(Direction)
Do not copy the pictures; transcribe all other material exactly.

(Entries)

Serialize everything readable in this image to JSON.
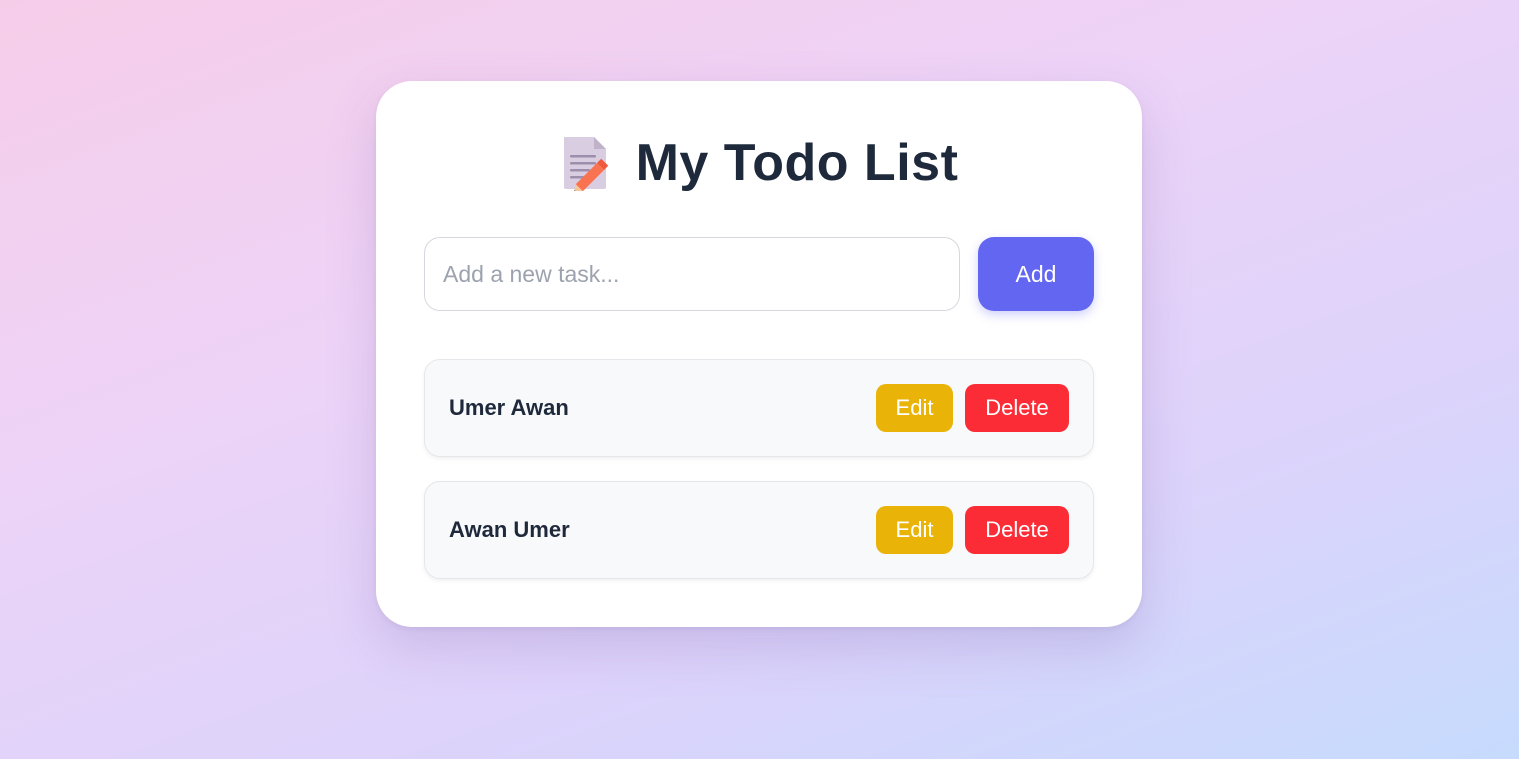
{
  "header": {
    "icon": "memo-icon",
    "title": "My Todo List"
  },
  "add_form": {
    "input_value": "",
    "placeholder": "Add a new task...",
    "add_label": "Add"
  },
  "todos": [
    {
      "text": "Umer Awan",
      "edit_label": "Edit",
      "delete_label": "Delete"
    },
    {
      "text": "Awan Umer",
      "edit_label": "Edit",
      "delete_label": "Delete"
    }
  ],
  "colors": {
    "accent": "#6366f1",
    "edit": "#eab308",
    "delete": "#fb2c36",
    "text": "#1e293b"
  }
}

(Answer to the problem)
Serialize everything readable in this image to JSON.
{
  "header": {
    "icon": "memo-icon",
    "title": "My Todo List"
  },
  "add_form": {
    "input_value": "",
    "placeholder": "Add a new task...",
    "add_label": "Add"
  },
  "todos": [
    {
      "text": "Umer Awan",
      "edit_label": "Edit",
      "delete_label": "Delete"
    },
    {
      "text": "Awan Umer",
      "edit_label": "Edit",
      "delete_label": "Delete"
    }
  ],
  "colors": {
    "accent": "#6366f1",
    "edit": "#eab308",
    "delete": "#fb2c36",
    "text": "#1e293b"
  }
}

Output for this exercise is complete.